DESCRIPTION OF THE TASK =>
Present every line in which the string "обыкновенной" appears.

####

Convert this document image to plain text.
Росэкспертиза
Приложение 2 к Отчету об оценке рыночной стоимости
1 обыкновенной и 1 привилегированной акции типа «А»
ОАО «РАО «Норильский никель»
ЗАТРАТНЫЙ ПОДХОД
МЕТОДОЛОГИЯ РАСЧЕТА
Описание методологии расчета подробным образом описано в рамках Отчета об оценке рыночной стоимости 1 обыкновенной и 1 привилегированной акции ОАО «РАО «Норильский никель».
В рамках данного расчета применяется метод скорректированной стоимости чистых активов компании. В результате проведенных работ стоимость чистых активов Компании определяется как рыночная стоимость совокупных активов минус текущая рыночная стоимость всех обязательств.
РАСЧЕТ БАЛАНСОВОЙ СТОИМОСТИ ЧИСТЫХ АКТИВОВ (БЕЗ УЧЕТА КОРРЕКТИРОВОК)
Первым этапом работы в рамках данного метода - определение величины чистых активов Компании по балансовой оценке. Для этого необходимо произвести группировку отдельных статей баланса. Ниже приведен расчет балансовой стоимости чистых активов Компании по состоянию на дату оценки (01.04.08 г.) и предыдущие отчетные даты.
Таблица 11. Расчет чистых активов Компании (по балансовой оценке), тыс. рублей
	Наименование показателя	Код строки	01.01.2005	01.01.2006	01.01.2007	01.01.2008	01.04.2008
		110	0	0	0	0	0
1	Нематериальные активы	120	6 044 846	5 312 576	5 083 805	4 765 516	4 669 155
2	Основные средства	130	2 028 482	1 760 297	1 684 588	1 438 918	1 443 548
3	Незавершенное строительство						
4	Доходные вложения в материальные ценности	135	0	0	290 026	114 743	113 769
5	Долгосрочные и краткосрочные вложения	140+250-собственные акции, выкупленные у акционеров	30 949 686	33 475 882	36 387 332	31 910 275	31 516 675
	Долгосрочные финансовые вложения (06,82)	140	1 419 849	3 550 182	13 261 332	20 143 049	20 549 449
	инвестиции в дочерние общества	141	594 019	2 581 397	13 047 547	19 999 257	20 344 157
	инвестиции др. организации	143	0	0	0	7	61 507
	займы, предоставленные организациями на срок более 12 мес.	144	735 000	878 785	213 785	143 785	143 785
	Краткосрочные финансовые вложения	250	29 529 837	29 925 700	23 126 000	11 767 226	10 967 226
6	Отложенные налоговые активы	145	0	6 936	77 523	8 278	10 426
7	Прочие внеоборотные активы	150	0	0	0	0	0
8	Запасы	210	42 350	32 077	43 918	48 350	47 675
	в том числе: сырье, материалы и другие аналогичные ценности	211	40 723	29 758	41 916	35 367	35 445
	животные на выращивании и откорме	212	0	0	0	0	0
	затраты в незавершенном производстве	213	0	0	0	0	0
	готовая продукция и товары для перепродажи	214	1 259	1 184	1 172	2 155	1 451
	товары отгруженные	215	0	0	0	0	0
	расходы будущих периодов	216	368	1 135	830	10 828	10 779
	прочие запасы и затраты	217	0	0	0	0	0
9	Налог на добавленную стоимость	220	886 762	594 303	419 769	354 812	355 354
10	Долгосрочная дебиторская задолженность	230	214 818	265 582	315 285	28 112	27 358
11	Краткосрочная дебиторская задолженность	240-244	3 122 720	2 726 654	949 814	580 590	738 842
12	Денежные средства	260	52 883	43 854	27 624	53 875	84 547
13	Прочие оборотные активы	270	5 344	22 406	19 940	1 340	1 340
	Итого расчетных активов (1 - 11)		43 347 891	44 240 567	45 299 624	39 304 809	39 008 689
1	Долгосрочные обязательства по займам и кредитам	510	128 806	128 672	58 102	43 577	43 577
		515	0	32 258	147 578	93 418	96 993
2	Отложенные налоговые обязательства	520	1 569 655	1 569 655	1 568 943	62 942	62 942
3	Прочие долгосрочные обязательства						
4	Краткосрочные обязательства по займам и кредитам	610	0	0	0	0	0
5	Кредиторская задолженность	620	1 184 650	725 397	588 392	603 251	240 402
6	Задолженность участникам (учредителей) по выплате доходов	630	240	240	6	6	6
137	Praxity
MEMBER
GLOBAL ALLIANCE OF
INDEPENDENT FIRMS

####

ANSWER TO THE EXERCISE =>
1 обыкновенной и 1 привилегированной акции типа «А»
Описание методологии расчета подробным образом описано в рамках Отчета об оценке рыночной стоимости 1 обыкновенной и 1 привилегированной акции ОАО «РАО «Норильский никель».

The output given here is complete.